TASK TO COMPLETE: Examine the material below. Gather every line in which the string "data" appears.

EXERCISE INPUT:
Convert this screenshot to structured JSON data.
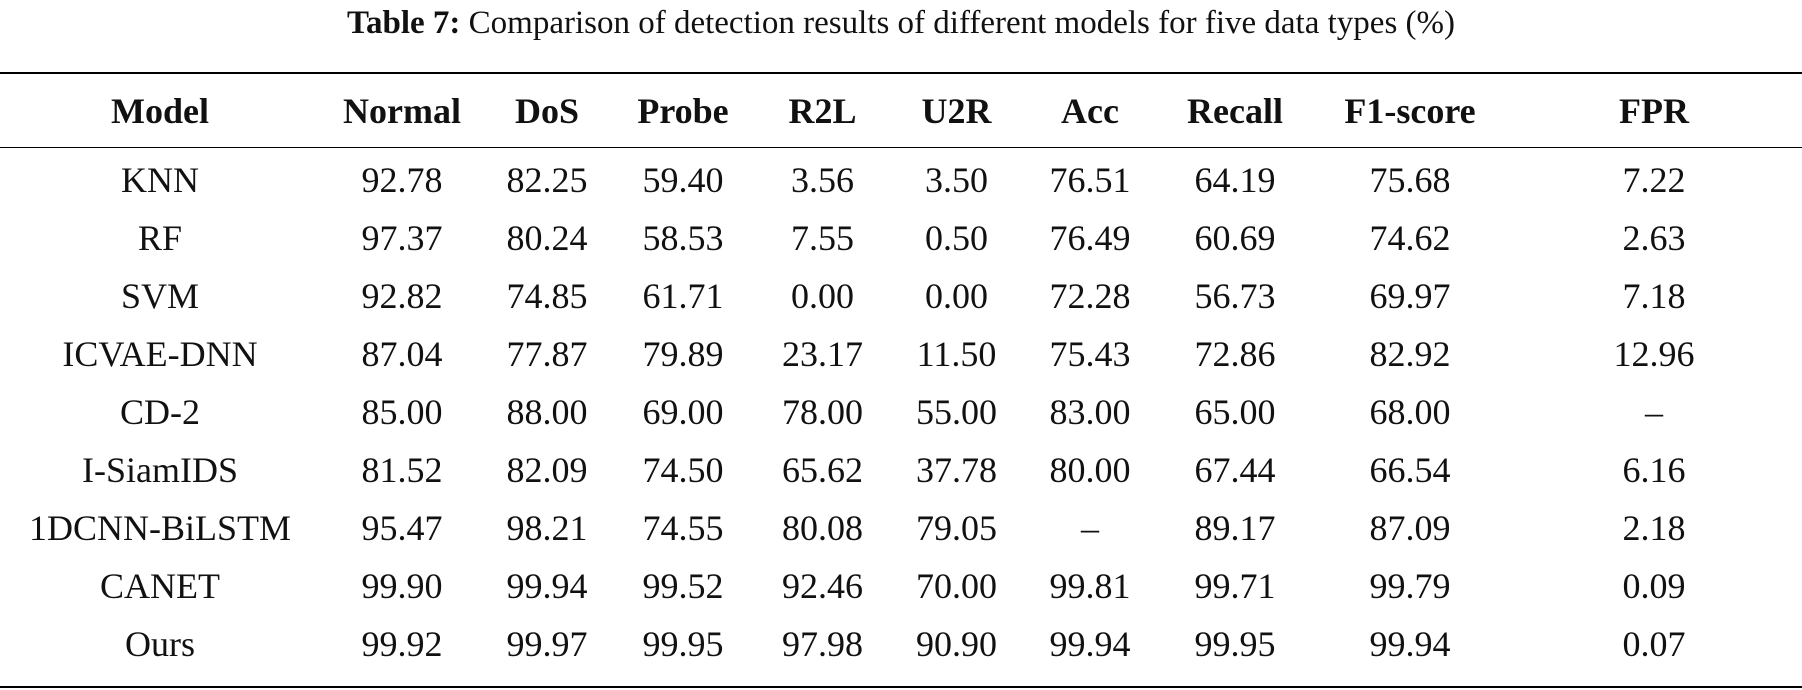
{
  "caption": {
    "label": "Table 7:",
    "text": "Comparison of detection results of different models for five data types (%)"
  },
  "table": {
    "columns": [
      "Model",
      "Normal",
      "DoS",
      "Probe",
      "R2L",
      "U2R",
      "Acc",
      "Recall",
      "F1-score",
      "FPR"
    ],
    "rows": [
      [
        "KNN",
        "92.78",
        "82.25",
        "59.40",
        "3.56",
        "3.50",
        "76.51",
        "64.19",
        "75.68",
        "7.22"
      ],
      [
        "RF",
        "97.37",
        "80.24",
        "58.53",
        "7.55",
        "0.50",
        "76.49",
        "60.69",
        "74.62",
        "2.63"
      ],
      [
        "SVM",
        "92.82",
        "74.85",
        "61.71",
        "0.00",
        "0.00",
        "72.28",
        "56.73",
        "69.97",
        "7.18"
      ],
      [
        "ICVAE-DNN",
        "87.04",
        "77.87",
        "79.89",
        "23.17",
        "11.50",
        "75.43",
        "72.86",
        "82.92",
        "12.96"
      ],
      [
        "CD-2",
        "85.00",
        "88.00",
        "69.00",
        "78.00",
        "55.00",
        "83.00",
        "65.00",
        "68.00",
        "–"
      ],
      [
        "I-SiamIDS",
        "81.52",
        "82.09",
        "74.50",
        "65.62",
        "37.78",
        "80.00",
        "67.44",
        "66.54",
        "6.16"
      ],
      [
        "1DCNN-BiLSTM",
        "95.47",
        "98.21",
        "74.55",
        "80.08",
        "79.05",
        "–",
        "89.17",
        "87.09",
        "2.18"
      ],
      [
        "CANET",
        "99.90",
        "99.94",
        "99.52",
        "92.46",
        "70.00",
        "99.81",
        "99.71",
        "99.79",
        "0.09"
      ],
      [
        "Ours",
        "99.92",
        "99.97",
        "99.95",
        "97.98",
        "90.90",
        "99.94",
        "99.95",
        "99.94",
        "0.07"
      ]
    ]
  }
}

RIGHT ANSWER:
Convert this screenshot to structured JSON data.
    "text": "Comparison of detection results of different models for five data types (%)"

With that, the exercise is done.